*WRITTEN PROBLEM:* Copy all entries without alteration and skip the pictures they hold.

— BEGIN DATA FOR PROCESSING —

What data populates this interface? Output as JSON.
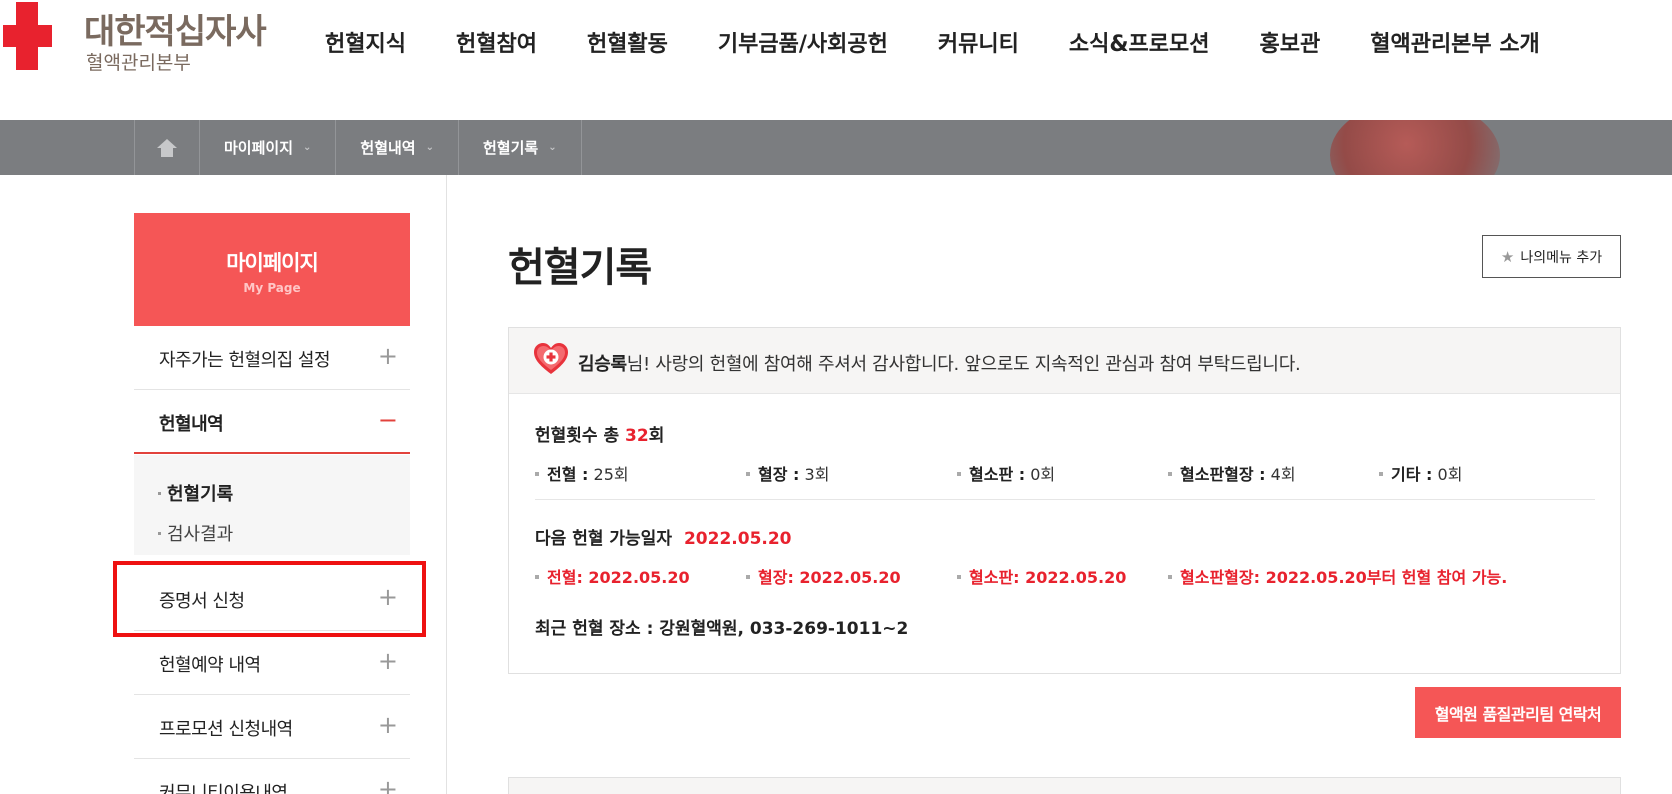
{
  "logo": {
    "name": "대한적십자사",
    "sub": "혈액관리본부"
  },
  "gnb": [
    "헌혈지식",
    "헌혈참여",
    "헌혈활동",
    "기부금품/사회공헌",
    "커뮤니티",
    "소식&프로모션",
    "홍보관",
    "혈액관리본부 소개"
  ],
  "breadcrumb": [
    "마이페이지",
    "헌혈내역",
    "헌혈기록"
  ],
  "sidebar": {
    "title": "마이페이지",
    "subtitle": "My Page",
    "items": [
      {
        "label": "자주가는 헌혈의집 설정",
        "sign": "+"
      },
      {
        "label": "헌혈내역",
        "sign": "−"
      },
      {
        "label": "증명서 신청",
        "sign": "+"
      },
      {
        "label": "헌혈예약 내역",
        "sign": "+"
      },
      {
        "label": "프로모션 신청내역",
        "sign": "+"
      },
      {
        "label": "커뮤니티이용내역",
        "sign": "+"
      }
    ],
    "sub_items": [
      "헌혈기록",
      "검사결과"
    ]
  },
  "main": {
    "title": "헌혈기록",
    "my_menu_button": "나의메뉴 추가",
    "greeting_name": "김승록",
    "greeting_text": "님! 사랑의 헌혈에 참여해 주셔서 감사합니다. 앞으로도 지속적인 관심과 참여 부탁드립니다.",
    "count_prefix": "헌혈횟수 총 ",
    "count_value": "32",
    "count_suffix": "회",
    "counts": [
      {
        "label": "전혈 :",
        "value": " 25회"
      },
      {
        "label": "혈장 :",
        "value": " 3회"
      },
      {
        "label": "혈소판 :",
        "value": " 0회"
      },
      {
        "label": "혈소판혈장 :",
        "value": " 4회"
      },
      {
        "label": "기타 :",
        "value": " 0회"
      }
    ],
    "next_label": "다음 헌혈 가능일자",
    "next_date": "2022.05.20",
    "next_items": [
      "전혈: 2022.05.20",
      "혈장: 2022.05.20",
      "혈소판: 2022.05.20",
      "혈소판혈장: 2022.05.20부터 헌혈 참여 가능."
    ],
    "recent": "최근 헌혈 장소 : 강원혈액원, 033-269-1011~2",
    "qa_button": "혈액원 품질관리팀 연락처"
  },
  "colors": {
    "accent": "#f55656",
    "red_text": "#e8222e",
    "highlight": "#ee1111"
  }
}
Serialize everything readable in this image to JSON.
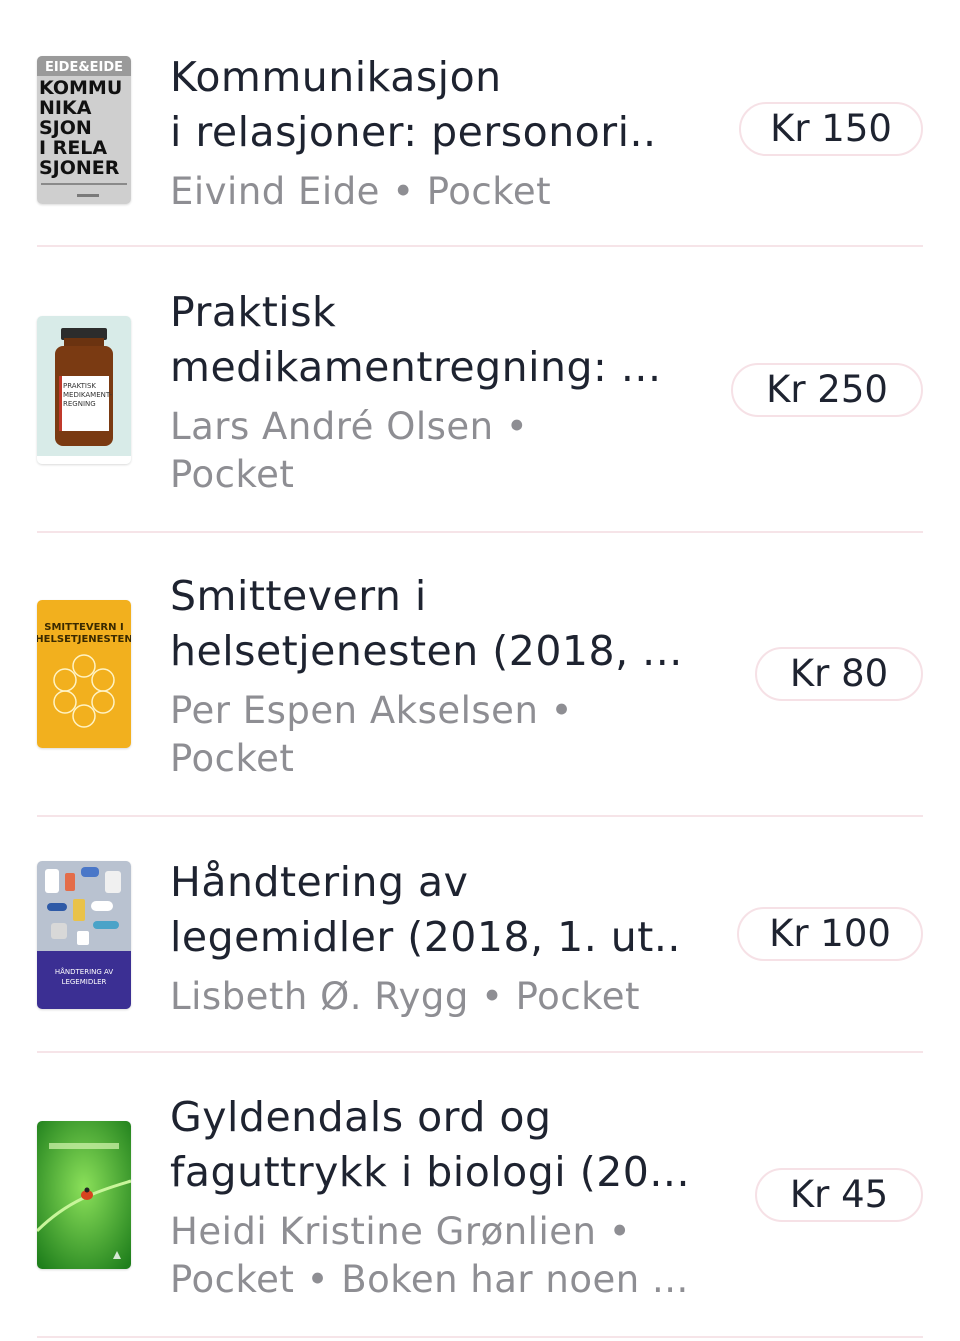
{
  "items": [
    {
      "title_line1": "Kommunikasjon",
      "title_line2": "i relasjoner: personori..",
      "meta_line1": "Eivind Eide • Pocket",
      "meta_line2": "",
      "price": "Kr 150",
      "cover": {
        "icon": "book-cover-kommunikasjon",
        "publisher_band": "EIDE&EIDE",
        "lines": [
          "KOMMU",
          "NIKA",
          "SJON",
          "I RELA",
          "SJONER"
        ],
        "colors": {
          "bg": "#cfcfcf",
          "band": "#9a9a9a",
          "text": "#111111"
        }
      }
    },
    {
      "title_line1": "Praktisk",
      "title_line2": "medikamentregning: ...",
      "meta_line1": "Lars André Olsen •",
      "meta_line2": "Pocket",
      "price": "Kr 250",
      "cover": {
        "icon": "book-cover-medicine-bottle",
        "label_lines": [
          "PRAKTISK",
          "MEDIKAMENT-",
          "REGNING"
        ],
        "colors": {
          "bg": "#d8ebe8",
          "bottle": "#7a3a12",
          "label": "#ffffff",
          "accent": "#c0392b"
        }
      }
    },
    {
      "title_line1": "Smittevern i",
      "title_line2": "helsetjenesten (2018, ...",
      "meta_line1": "Per Espen Akselsen •",
      "meta_line2": "Pocket",
      "price": "Kr 80",
      "cover": {
        "icon": "book-cover-smittevern",
        "lines": [
          "SMITTEVERN I",
          "HELSETJENESTEN"
        ],
        "colors": {
          "bg": "#f2b01e",
          "text": "#3a2a00",
          "diagram": "#fff3c4"
        }
      }
    },
    {
      "title_line1": "Håndtering av",
      "title_line2": "legemidler (2018, 1. ut..",
      "meta_line1": "Lisbeth Ø. Rygg • Pocket",
      "meta_line2": "",
      "price": "Kr 100",
      "cover": {
        "icon": "book-cover-pills",
        "lines": [
          "HÅNDTERING AV",
          "LEGEMIDLER"
        ],
        "colors": {
          "top": "#b9c2d0",
          "bottom": "#3b2f93",
          "text": "#ffffff"
        }
      }
    },
    {
      "title_line1": "Gyldendals ord og",
      "title_line2": "faguttrykk i biologi (20...",
      "meta_line1": "Heidi Kristine Grønlien •",
      "meta_line2": "Pocket • Boken har noen ...",
      "price": "Kr 45",
      "cover": {
        "icon": "book-cover-ladybug-leaf",
        "colors": {
          "bg": "#2fa52a",
          "light": "#8be05a",
          "bug": "#d7431f"
        }
      }
    }
  ],
  "colors": {
    "title": "#1e2330",
    "meta": "#8e8e93",
    "price_border": "#f6e1e6",
    "divider": "#f6e4e8"
  }
}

— END DATA FOR PROCESSING —

*RIGHT ANSWER:*
What data populates this interface? Output as JSON.
{
  "logo": {
    "name": "대한적십자사",
    "sub": "혈액관리본부"
  },
  "gnb": [
    "헌혈지식",
    "헌혈참여",
    "헌혈활동",
    "기부금품/사회공헌",
    "커뮤니티",
    "소식&프로모션",
    "홍보관",
    "혈액관리본부 소개"
  ],
  "breadcrumb": [
    "마이페이지",
    "헌혈내역",
    "헌혈기록"
  ],
  "sidebar": {
    "title": "마이페이지",
    "subtitle": "My Page",
    "items": [
      {
        "label": "자주가는 헌혈의집 설정",
        "sign": "+"
      },
      {
        "label": "헌혈내역",
        "sign": "−"
      },
      {
        "label": "증명서 신청",
        "sign": "+"
      },
      {
        "label": "헌혈예약 내역",
        "sign": "+"
      },
      {
        "label": "프로모션 신청내역",
        "sign": "+"
      },
      {
        "label": "커뮤니티이용내역",
        "sign": "+"
      }
    ],
    "sub_items": [
      "헌혈기록",
      "검사결과"
    ]
  },
  "main": {
    "title": "헌혈기록",
    "my_menu_button": "나의메뉴 추가",
    "greeting_name": "김승록",
    "greeting_text": "님! 사랑의 헌혈에 참여해 주셔서 감사합니다. 앞으로도 지속적인 관심과 참여 부탁드립니다.",
    "count_prefix": "헌혈횟수 총 ",
    "count_value": "32",
    "count_suffix": "회",
    "counts": [
      {
        "label": "전혈 :",
        "value": " 25회"
      },
      {
        "label": "혈장 :",
        "value": " 3회"
      },
      {
        "label": "혈소판 :",
        "value": " 0회"
      },
      {
        "label": "혈소판혈장 :",
        "value": " 4회"
      },
      {
        "label": "기타 :",
        "value": " 0회"
      }
    ],
    "next_label": "다음 헌혈 가능일자",
    "next_date": "2022.05.20",
    "next_items": [
      "전혈: 2022.05.20",
      "혈장: 2022.05.20",
      "혈소판: 2022.05.20",
      "혈소판혈장: 2022.05.20부터 헌혈 참여 가능."
    ],
    "recent": "최근 헌혈 장소 : 강원혈액원, 033-269-1011~2",
    "qa_button": "혈액원 품질관리팀 연락처"
  },
  "colors": {
    "accent": "#f55656",
    "red_text": "#e8222e",
    "highlight": "#ee1111"
  }
}
Serialize everything readable in this image to JSON.
{
  "items": [
    {
      "title_line1": "Kommunikasjon",
      "title_line2": "i relasjoner: personori..",
      "meta_line1": "Eivind Eide • Pocket",
      "meta_line2": "",
      "price": "Kr 150",
      "cover": {
        "icon": "book-cover-kommunikasjon",
        "publisher_band": "EIDE&EIDE",
        "lines": [
          "KOMMU",
          "NIKA",
          "SJON",
          "I RELA",
          "SJONER"
        ],
        "colors": {
          "bg": "#cfcfcf",
          "band": "#9a9a9a",
          "text": "#111111"
        }
      }
    },
    {
      "title_line1": "Praktisk",
      "title_line2": "medikamentregning: ...",
      "meta_line1": "Lars André Olsen •",
      "meta_line2": "Pocket",
      "price": "Kr 250",
      "cover": {
        "icon": "book-cover-medicine-bottle",
        "label_lines": [
          "PRAKTISK",
          "MEDIKAMENT-",
          "REGNING"
        ],
        "colors": {
          "bg": "#d8ebe8",
          "bottle": "#7a3a12",
          "label": "#ffffff",
          "accent": "#c0392b"
        }
      }
    },
    {
      "title_line1": "Smittevern i",
      "title_line2": "helsetjenesten (2018, ...",
      "meta_line1": "Per Espen Akselsen •",
      "meta_line2": "Pocket",
      "price": "Kr 80",
      "cover": {
        "icon": "book-cover-smittevern",
        "lines": [
          "SMITTEVERN I",
          "HELSETJENESTEN"
        ],
        "colors": {
          "bg": "#f2b01e",
          "text": "#3a2a00",
          "diagram": "#fff3c4"
        }
      }
    },
    {
      "title_line1": "Håndtering av",
      "title_line2": "legemidler (2018, 1. ut..",
      "meta_line1": "Lisbeth Ø. Rygg • Pocket",
      "meta_line2": "",
      "price": "Kr 100",
      "cover": {
        "icon": "book-cover-pills",
        "lines": [
          "HÅNDTERING AV",
          "LEGEMIDLER"
        ],
        "colors": {
          "top": "#b9c2d0",
          "bottom": "#3b2f93",
          "text": "#ffffff"
        }
      }
    },
    {
      "title_line1": "Gyldendals ord og",
      "title_line2": "faguttrykk i biologi (20...",
      "meta_line1": "Heidi Kristine Grønlien •",
      "meta_line2": "Pocket • Boken har noen ...",
      "price": "Kr 45",
      "cover": {
        "icon": "book-cover-ladybug-leaf",
        "colors": {
          "bg": "#2fa52a",
          "light": "#8be05a",
          "bug": "#d7431f"
        }
      }
    }
  ],
  "colors": {
    "title": "#1e2330",
    "meta": "#8e8e93",
    "price_border": "#f6e1e6",
    "divider": "#f6e4e8"
  }
}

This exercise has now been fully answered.